_What is being asked:_
What is the number of lines containing the word "обслуживание"? Please answer with that number and nothing more.

_Data shown:_
==*==

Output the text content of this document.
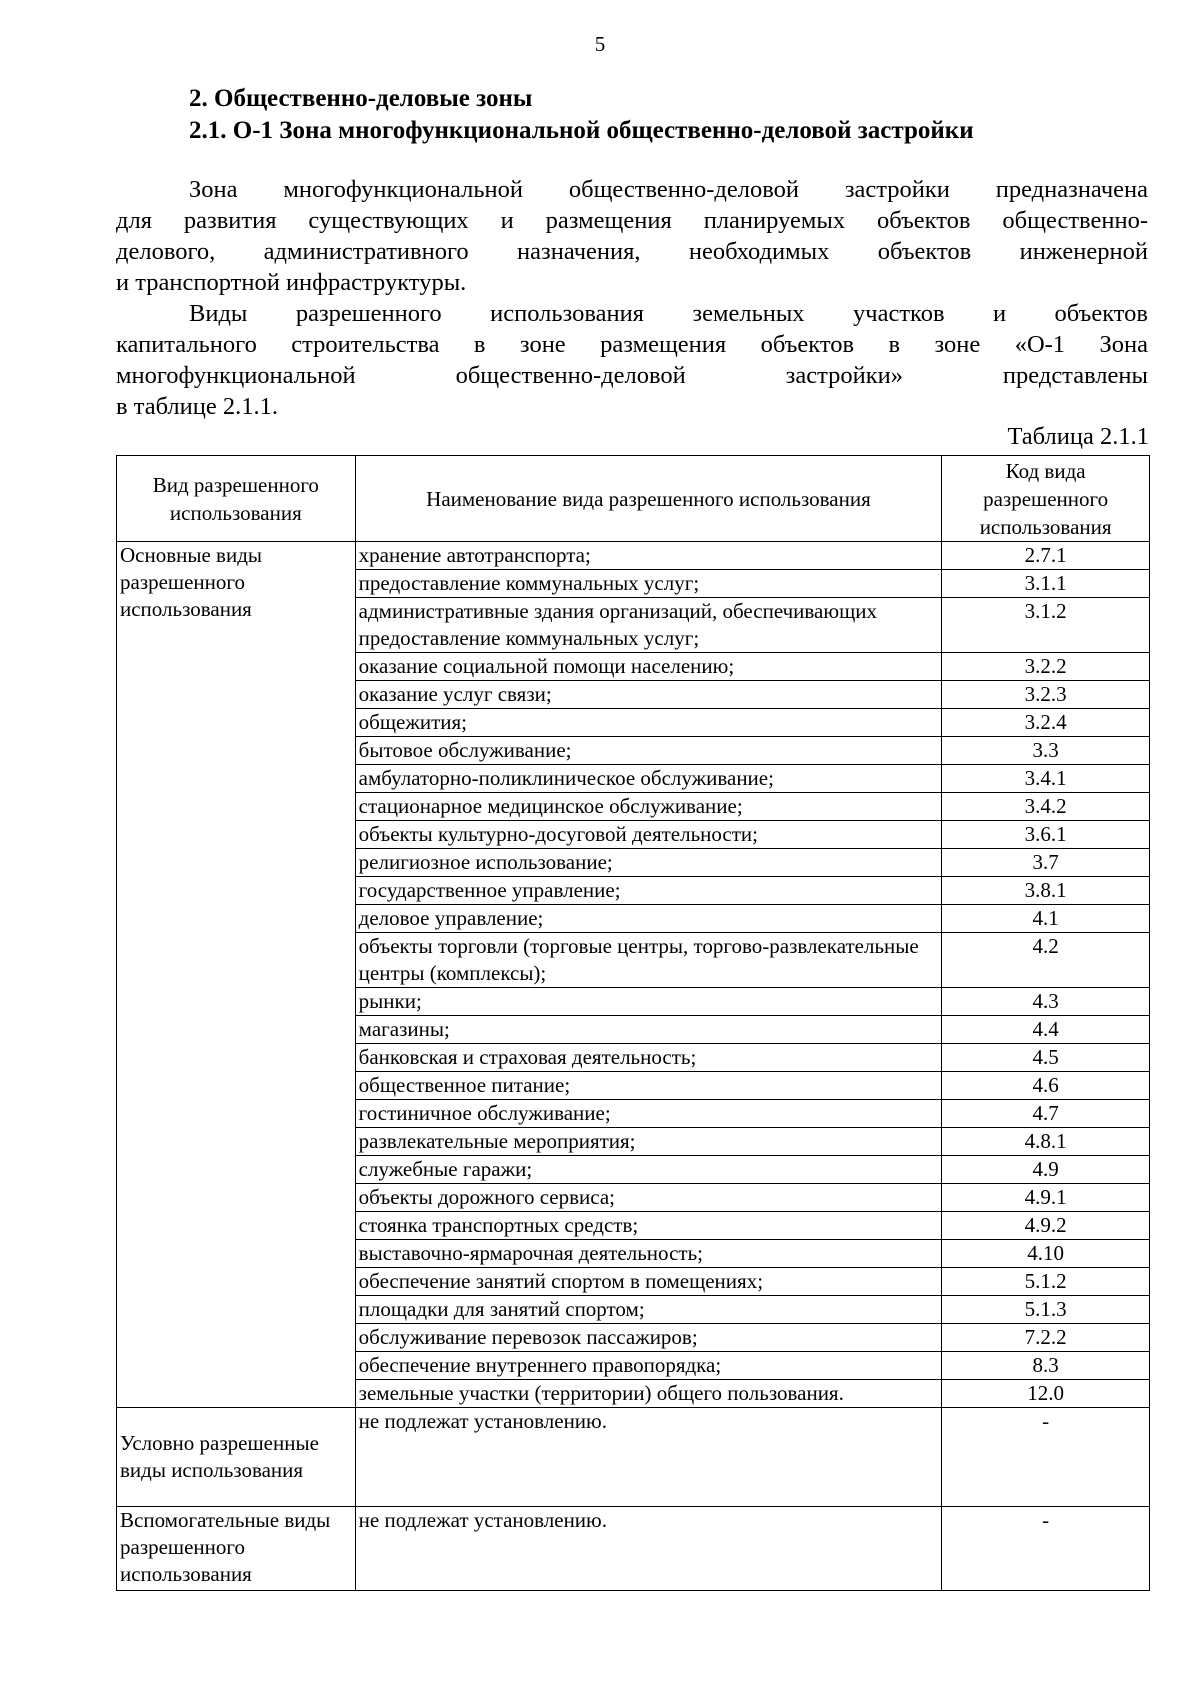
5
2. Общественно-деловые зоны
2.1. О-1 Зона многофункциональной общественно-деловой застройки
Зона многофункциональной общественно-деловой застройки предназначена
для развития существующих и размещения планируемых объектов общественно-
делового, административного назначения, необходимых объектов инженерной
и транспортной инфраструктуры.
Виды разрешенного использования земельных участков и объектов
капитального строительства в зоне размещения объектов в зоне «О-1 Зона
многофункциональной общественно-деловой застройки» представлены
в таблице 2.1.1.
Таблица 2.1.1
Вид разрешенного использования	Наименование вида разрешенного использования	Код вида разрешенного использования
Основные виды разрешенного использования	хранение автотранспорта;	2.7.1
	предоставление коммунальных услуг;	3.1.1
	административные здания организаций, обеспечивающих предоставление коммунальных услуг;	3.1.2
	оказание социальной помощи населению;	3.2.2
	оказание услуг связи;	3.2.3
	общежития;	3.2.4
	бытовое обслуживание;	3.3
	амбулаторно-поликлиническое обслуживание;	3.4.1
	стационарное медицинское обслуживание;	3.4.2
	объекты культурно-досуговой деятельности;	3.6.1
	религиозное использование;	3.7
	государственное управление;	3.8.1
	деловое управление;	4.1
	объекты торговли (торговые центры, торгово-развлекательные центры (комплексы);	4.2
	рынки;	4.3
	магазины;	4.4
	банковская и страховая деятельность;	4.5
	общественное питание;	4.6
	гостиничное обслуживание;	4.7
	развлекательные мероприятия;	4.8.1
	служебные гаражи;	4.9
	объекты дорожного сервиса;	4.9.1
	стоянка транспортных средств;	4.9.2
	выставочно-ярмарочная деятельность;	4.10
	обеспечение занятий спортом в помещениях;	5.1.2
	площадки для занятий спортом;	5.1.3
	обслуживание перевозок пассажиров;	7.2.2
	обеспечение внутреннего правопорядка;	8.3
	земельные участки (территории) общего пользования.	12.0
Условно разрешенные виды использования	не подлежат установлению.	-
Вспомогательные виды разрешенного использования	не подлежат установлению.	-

==*==

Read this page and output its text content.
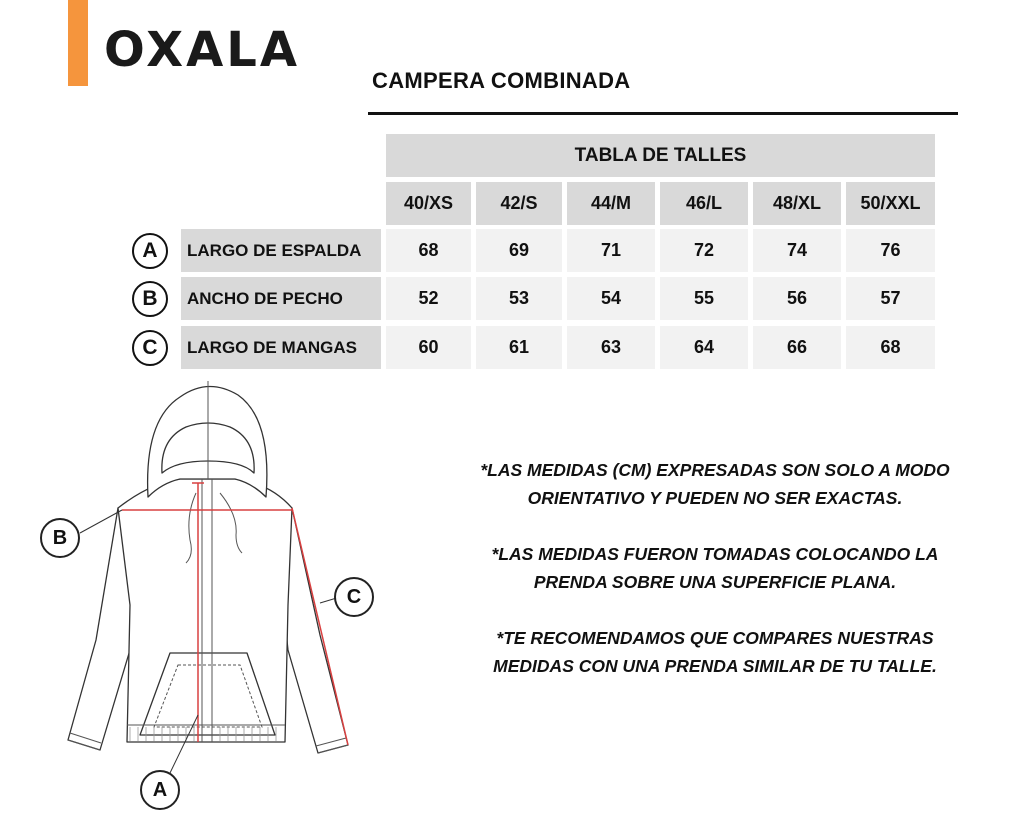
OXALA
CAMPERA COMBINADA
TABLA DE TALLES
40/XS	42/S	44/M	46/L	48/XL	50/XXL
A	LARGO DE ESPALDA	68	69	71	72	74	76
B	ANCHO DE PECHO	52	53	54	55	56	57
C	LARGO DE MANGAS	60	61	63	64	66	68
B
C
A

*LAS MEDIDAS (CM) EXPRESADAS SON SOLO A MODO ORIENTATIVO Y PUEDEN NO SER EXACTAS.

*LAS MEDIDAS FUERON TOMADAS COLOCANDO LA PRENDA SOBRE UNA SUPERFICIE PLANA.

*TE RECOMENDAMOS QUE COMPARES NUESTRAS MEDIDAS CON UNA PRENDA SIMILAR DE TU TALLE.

==*==

_Response:_
5